* Task to complete:
Go through the records line by line and work out how many lines hold the word "style". Answer with the number only.

* Dataset extract:

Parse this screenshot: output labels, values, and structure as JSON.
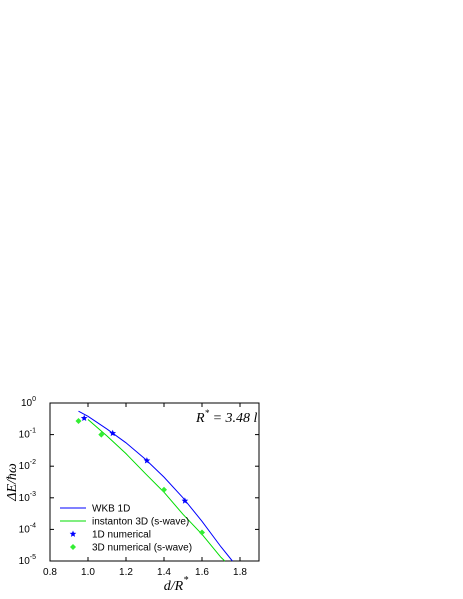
{
  "chart_data": {
    "type": "line",
    "x_label": "d/R",
    "x_label_sup": "*",
    "y_label": "ΔE/ħω",
    "annotation": {
      "text": "R",
      "sup": "*",
      "rest": " = 3.48 l"
    },
    "xlim": [
      0.8,
      1.9
    ],
    "xticks": [
      {
        "value": 0.8,
        "label": "0.8"
      },
      {
        "value": 1.0,
        "label": "1.0"
      },
      {
        "value": 1.2,
        "label": "1.2"
      },
      {
        "value": 1.4,
        "label": "1.4"
      },
      {
        "value": 1.6,
        "label": "1.6"
      },
      {
        "value": 1.8,
        "label": "1.8"
      }
    ],
    "ylim": [
      1e-05,
      1
    ],
    "log_y": true,
    "yticks": [
      {
        "value": 1e-05,
        "label": "10",
        "exponent": "-5"
      },
      {
        "value": 0.0001,
        "label": "10",
        "exponent": "-4"
      },
      {
        "value": 0.001,
        "label": "10",
        "exponent": "-3"
      },
      {
        "value": 0.01,
        "label": "10",
        "exponent": "-2"
      },
      {
        "value": 0.1,
        "label": "10",
        "exponent": "-1"
      },
      {
        "value": 1,
        "label": "10",
        "exponent": "0"
      }
    ],
    "legend": "lower left",
    "series": [
      {
        "name": "WKB 1D",
        "color": "#0000ff",
        "style": "line",
        "x": [
          0.95,
          1.0,
          1.1,
          1.2,
          1.3,
          1.4,
          1.5,
          1.6,
          1.7,
          1.76
        ],
        "values": [
          0.55,
          0.38,
          0.15,
          0.055,
          0.017,
          0.0045,
          0.001,
          0.00018,
          2.8e-05,
          1e-05
        ]
      },
      {
        "name": "instanton 3D (s-wave)",
        "color": "#00dd00",
        "style": "line",
        "x": [
          1.0,
          1.1,
          1.2,
          1.3,
          1.4,
          1.5,
          1.6,
          1.7,
          1.72
        ],
        "values": [
          0.3,
          0.09,
          0.025,
          0.006,
          0.0015,
          0.0003,
          7e-05,
          1.3e-05,
          1e-05
        ]
      },
      {
        "name": "1D numerical",
        "color": "#0000ff",
        "style": "star",
        "x": [
          0.98,
          1.13,
          1.31,
          1.51
        ],
        "values": [
          0.33,
          0.11,
          0.015,
          0.0008
        ]
      },
      {
        "name": "3D numerical (s-wave)",
        "color": "#33ee33",
        "style": "diamond",
        "x": [
          0.95,
          1.07,
          1.4,
          1.6
        ],
        "values": [
          0.27,
          0.1,
          0.0018,
          8e-05
        ]
      }
    ]
  }
}
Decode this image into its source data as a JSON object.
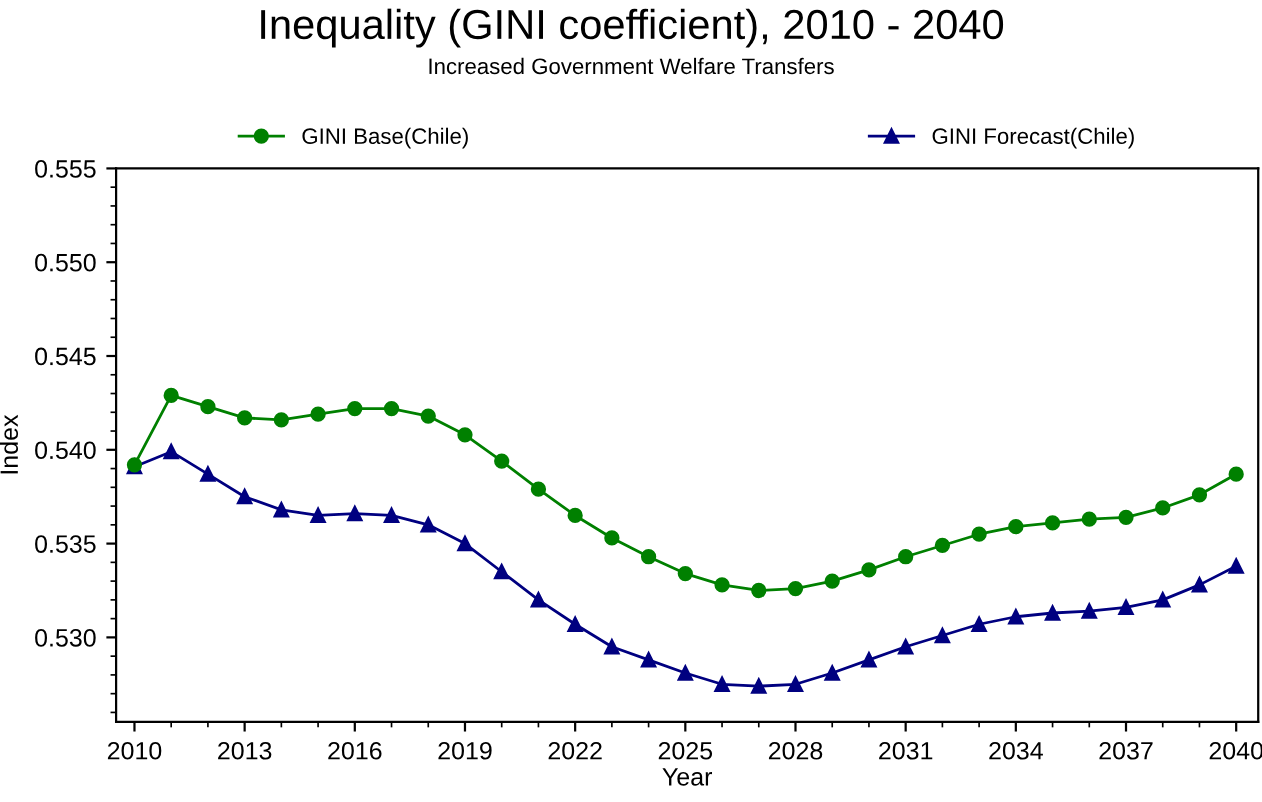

* Solution:
4